What you should do → Count the lines containing "arrival". Give the number alone.

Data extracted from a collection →
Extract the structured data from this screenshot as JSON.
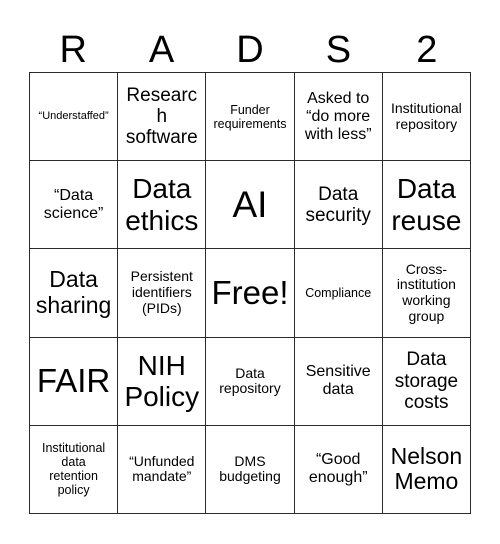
{
  "card": {
    "title_letters": [
      "R",
      "A",
      "D",
      "S",
      "2"
    ],
    "columns": 5,
    "rows": 5,
    "colors": {
      "background": "#ffffff",
      "cell_background": "#ffffff",
      "border": "#2b2b2b",
      "text": "#000000"
    },
    "cells": [
      {
        "text": "“Understaffed”",
        "size": "fs-xxs",
        "row": 1,
        "col": 1
      },
      {
        "text": "Research\nsoftware",
        "size": "fs-l",
        "row": 1,
        "col": 2
      },
      {
        "text": "Funder\nrequirements",
        "size": "fs-xs",
        "row": 1,
        "col": 3
      },
      {
        "text": "Asked to\n“do more\nwith less”",
        "size": "fs-m",
        "row": 1,
        "col": 4
      },
      {
        "text": "Institutional\nrepository",
        "size": "fs-s",
        "row": 1,
        "col": 5
      },
      {
        "text": "“Data\nscience”",
        "size": "fs-m",
        "row": 2,
        "col": 1
      },
      {
        "text": "Data\nethics",
        "size": "fs-xxl",
        "row": 2,
        "col": 2
      },
      {
        "text": "AI",
        "size": "fs-mega",
        "row": 2,
        "col": 3
      },
      {
        "text": "Data\nsecurity",
        "size": "fs-l",
        "row": 2,
        "col": 4
      },
      {
        "text": "Data\nreuse",
        "size": "fs-xxl",
        "row": 2,
        "col": 5
      },
      {
        "text": "Data\nsharing",
        "size": "fs-xl",
        "row": 3,
        "col": 1
      },
      {
        "text": "Persistent\nidentifiers\n(PIDs)",
        "size": "fs-s",
        "row": 3,
        "col": 2
      },
      {
        "text": "Free!",
        "size": "fs-huge",
        "row": 3,
        "col": 3
      },
      {
        "text": "Compliance",
        "size": "fs-xs",
        "row": 3,
        "col": 4
      },
      {
        "text": "Cross-\ninstitution\nworking\ngroup",
        "size": "fs-s",
        "row": 3,
        "col": 5
      },
      {
        "text": "FAIR",
        "size": "fs-huge",
        "row": 4,
        "col": 1
      },
      {
        "text": "NIH\nPolicy",
        "size": "fs-xxl",
        "row": 4,
        "col": 2
      },
      {
        "text": "Data\nrepository",
        "size": "fs-s",
        "row": 4,
        "col": 3
      },
      {
        "text": "Sensitive\ndata",
        "size": "fs-m",
        "row": 4,
        "col": 4
      },
      {
        "text": "Data\nstorage\ncosts",
        "size": "fs-l",
        "row": 4,
        "col": 5
      },
      {
        "text": "Institutional\ndata\nretention\npolicy",
        "size": "fs-xs",
        "row": 5,
        "col": 1
      },
      {
        "text": "“Unfunded\nmandate”",
        "size": "fs-s",
        "row": 5,
        "col": 2
      },
      {
        "text": "DMS\nbudgeting",
        "size": "fs-s",
        "row": 5,
        "col": 3
      },
      {
        "text": "“Good\nenough”",
        "size": "fs-m",
        "row": 5,
        "col": 4
      },
      {
        "text": "Nelson\nMemo",
        "size": "fs-xl",
        "row": 5,
        "col": 5
      }
    ]
  }
}
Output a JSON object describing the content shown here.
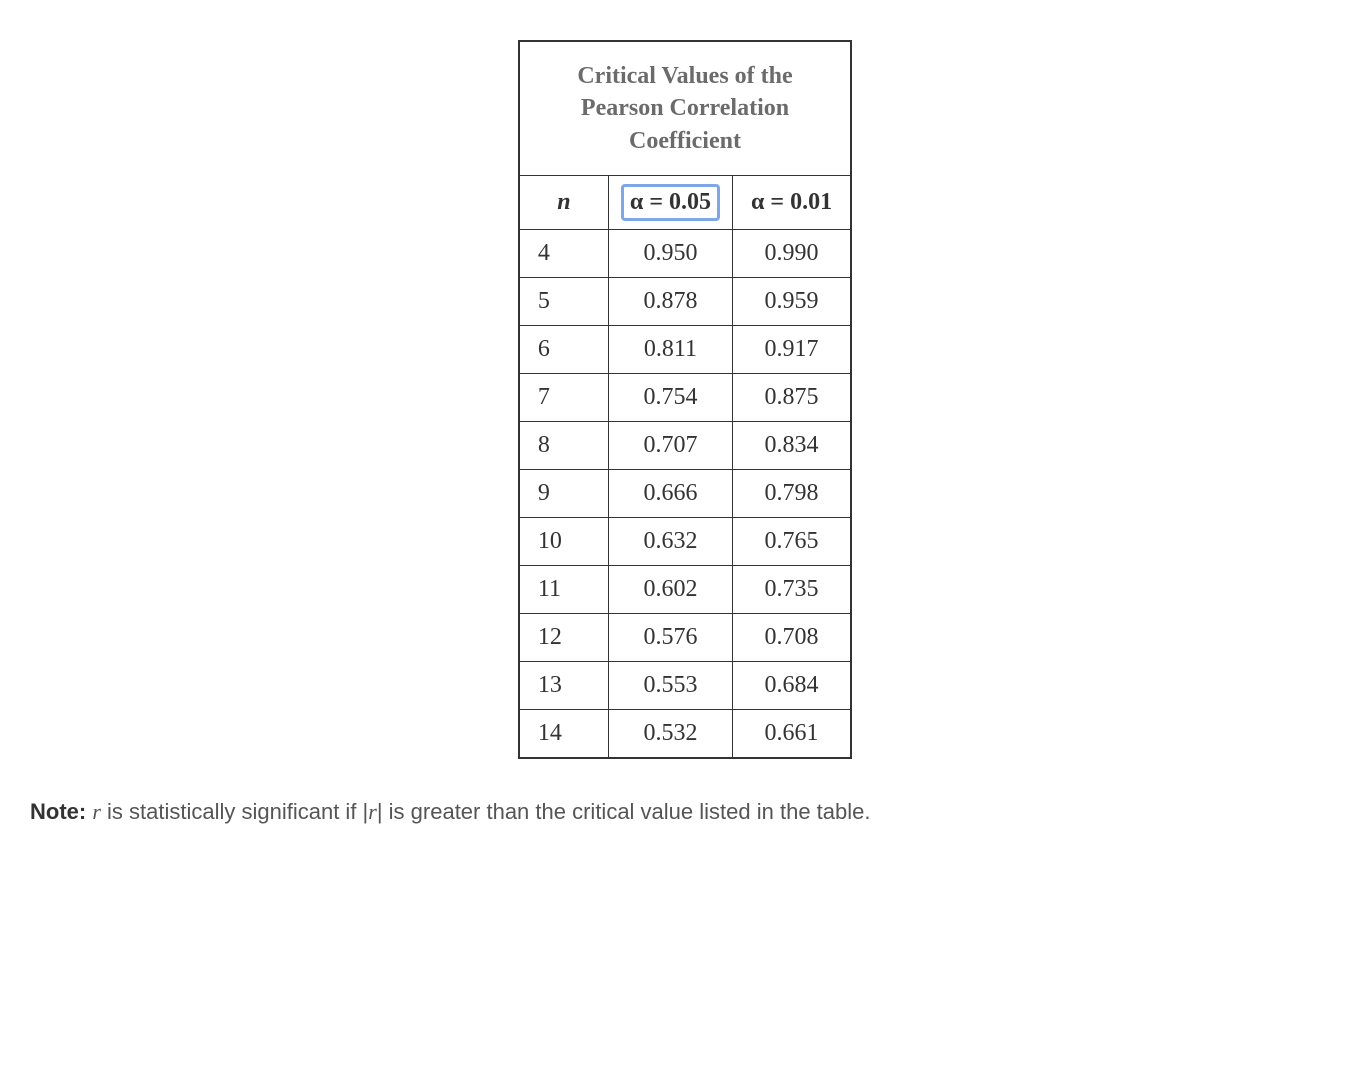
{
  "chart_data": {
    "type": "table",
    "title": "Critical Values of the Pearson Correlation Coefficient",
    "columns": [
      "n",
      "α = 0.05",
      "α = 0.01"
    ],
    "rows": [
      {
        "n": 4,
        "a05": "0.950",
        "a01": "0.990"
      },
      {
        "n": 5,
        "a05": "0.878",
        "a01": "0.959"
      },
      {
        "n": 6,
        "a05": "0.811",
        "a01": "0.917"
      },
      {
        "n": 7,
        "a05": "0.754",
        "a01": "0.875"
      },
      {
        "n": 8,
        "a05": "0.707",
        "a01": "0.834"
      },
      {
        "n": 9,
        "a05": "0.666",
        "a01": "0.798"
      },
      {
        "n": 10,
        "a05": "0.632",
        "a01": "0.765"
      },
      {
        "n": 11,
        "a05": "0.602",
        "a01": "0.735"
      },
      {
        "n": 12,
        "a05": "0.576",
        "a01": "0.708"
      },
      {
        "n": 13,
        "a05": "0.553",
        "a01": "0.684"
      },
      {
        "n": 14,
        "a05": "0.532",
        "a01": "0.661"
      }
    ],
    "highlighted_column": "α = 0.05"
  },
  "table": {
    "title_l1": "Critical Values of the",
    "title_l2": "Pearson Correlation",
    "title_l3": "Coefficient",
    "header_n": "n",
    "header_a05": "α = 0.05",
    "header_a01": "α = 0.01"
  },
  "note": {
    "label": "Note:",
    "part1": " is statistically significant if ",
    "part2": " is greater than the critical value listed in the table.",
    "r": "r",
    "abs_r": "|r|"
  }
}
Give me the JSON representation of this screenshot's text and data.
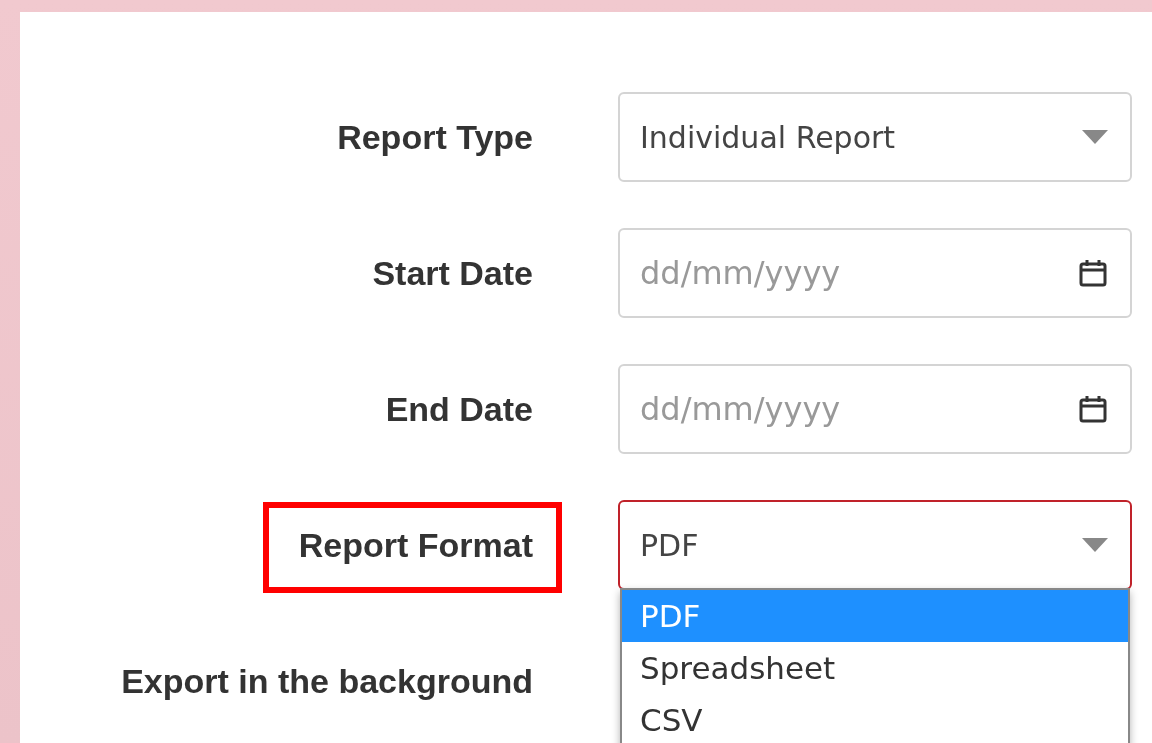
{
  "fields": [
    {
      "label": "Report Type",
      "kind": "select",
      "value": "Individual Report"
    },
    {
      "label": "Start Date",
      "kind": "date",
      "placeholder": "dd/mm/yyyy"
    },
    {
      "label": "End Date",
      "kind": "date",
      "placeholder": "dd/mm/yyyy"
    },
    {
      "label": "Report Format",
      "kind": "select",
      "value": "PDF",
      "highlighted": true,
      "expanded": true,
      "options": [
        {
          "label": "PDF",
          "selected": true
        },
        {
          "label": "Spreadsheet",
          "selected": false
        },
        {
          "label": "CSV",
          "selected": false
        }
      ]
    },
    {
      "label": "Export in the background",
      "kind": "plain"
    }
  ]
}
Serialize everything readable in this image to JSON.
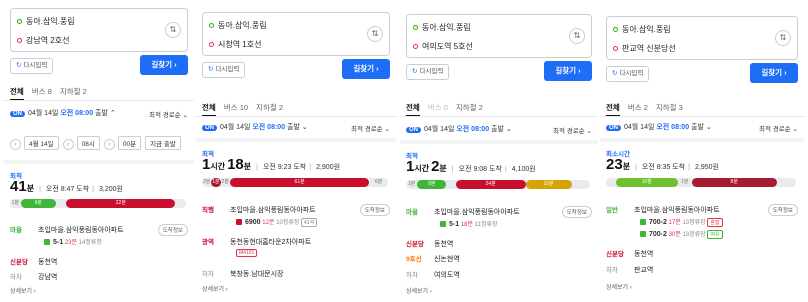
{
  "common": {
    "origin": "동아.삼익.풍림",
    "reload_label": "다시입력",
    "go_label": "길찾기",
    "sort_label": "최적 경로순",
    "depart_date": "04월 14일",
    "depart_time": "오전 08:00",
    "depart_suffix": "출발",
    "on_badge": "ON",
    "more_label": "상세보기",
    "tab_all": "전체"
  },
  "panels": [
    {
      "destination": "강남역 2호선",
      "tabs": [
        "전체",
        "버스 8",
        "지하철 2"
      ],
      "settings": {
        "date": "4월 14일",
        "hour": "08시",
        "minute": "00분",
        "now": "지금 출발"
      },
      "badge": "최적",
      "time_num": "41",
      "time_unit": "분",
      "arrival": "오전 8:47 도착",
      "fare": "3,200원",
      "segments": [
        {
          "label": "1분",
          "color": "walk",
          "share": 0.06
        },
        {
          "label": "9분",
          "color": "green",
          "share": 0.2
        },
        {
          "label": "",
          "color": "walk",
          "share": 0.06
        },
        {
          "label": "22분",
          "color": "red",
          "share": 0.62
        },
        {
          "label": "",
          "color": "walk",
          "share": 0.06
        }
      ],
      "steps": [
        {
          "kind": "마을",
          "name": "초입마을.삼익풍림동아아파트",
          "bus": "5-1",
          "eta": "23분",
          "stops": "14정류장",
          "info": "도착정보"
        },
        {
          "kind": "신분당",
          "name": "동천역"
        },
        {
          "kind": "하차",
          "name": "강남역"
        }
      ]
    },
    {
      "destination": "시청역 1호선",
      "tabs": [
        "전체",
        "버스 10",
        "지하철 2"
      ],
      "badge": "최적",
      "time_num": "1",
      "time_unit": "시간",
      "time_num2": "18",
      "time_unit2": "분",
      "arrival": "오전 9:23 도착",
      "fare": "2,900원",
      "segments": [
        {
          "label": "2분",
          "color": "walk",
          "share": 0.05
        },
        {
          "label": "1분",
          "color": "darkred",
          "share": 0.05
        },
        {
          "label": "2분",
          "color": "walk",
          "share": 0.05
        },
        {
          "label": "61분",
          "color": "red",
          "share": 0.75
        },
        {
          "label": "6분",
          "color": "walk",
          "share": 0.1
        }
      ],
      "steps": [
        {
          "kind": "직행",
          "name": "초입마을.삼익풍림동아아파트",
          "bus": "6900",
          "eta": "12분",
          "stops": "10정류장",
          "tag": "41석",
          "info": "도착정보"
        },
        {
          "kind": "광역",
          "name": "동천동현대홈타운2차아파트",
          "tag": "M4101"
        },
        {
          "kind": "하차",
          "name": "북창동.남대문시장"
        }
      ]
    },
    {
      "destination": "여의도역 5호선",
      "tabs": [
        "전체",
        "버스 0",
        "지하철 2"
      ],
      "badge": "최적",
      "time_num": "1",
      "time_unit": "시간",
      "time_num2": "2",
      "time_unit2": "분",
      "arrival": "오전 9:08 도착",
      "fare": "4,100원",
      "segments": [
        {
          "label": "1분",
          "color": "walk",
          "share": 0.06
        },
        {
          "label": "9분",
          "color": "green",
          "share": 0.16
        },
        {
          "label": "",
          "color": "walk",
          "share": 0.05
        },
        {
          "label": "24분",
          "color": "red",
          "share": 0.38
        },
        {
          "label": "16분",
          "color": "yellow",
          "share": 0.25
        },
        {
          "label": "",
          "color": "walk",
          "share": 0.1
        }
      ],
      "steps": [
        {
          "kind": "마을",
          "name": "초입마을.삼익풍림동아아파트",
          "bus": "5-1",
          "eta": "18분",
          "stops": "11정류장",
          "info": "도착정보"
        },
        {
          "kind": "신분당",
          "name": "동천역"
        },
        {
          "kind": "9호선",
          "name": "신논현역"
        },
        {
          "kind": "하차",
          "name": "여의도역"
        }
      ]
    },
    {
      "destination": "판교역 신분당선",
      "tabs": [
        "전체",
        "버스 2",
        "지하철 3"
      ],
      "badge": "최소시간",
      "time_num": "23",
      "time_unit": "분",
      "arrival": "오전 8:35 도착",
      "fare": "2,950원",
      "segments": [
        {
          "label": "",
          "color": "walk",
          "share": 0.05
        },
        {
          "label": "10분",
          "color": "lime",
          "share": 0.33
        },
        {
          "label": "1분",
          "color": "walk",
          "share": 0.07
        },
        {
          "label": "8분",
          "color": "darkred",
          "share": 0.45
        },
        {
          "label": "",
          "color": "walk",
          "share": 0.1
        }
      ],
      "steps": [
        {
          "kind": "일반",
          "name": "초입마을.삼익풍림동아아파트",
          "bus": "700-2",
          "eta": "17분",
          "stops": "13정류장",
          "tag": "혼잡",
          "bus2": "700-2",
          "eta2": "30분",
          "stops2": "13정류장",
          "tag2": "여유",
          "info": "도착정보"
        },
        {
          "kind": "신분당",
          "name": "동천역"
        },
        {
          "kind": "하차",
          "name": "판교역"
        }
      ]
    }
  ]
}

Exercise result → 4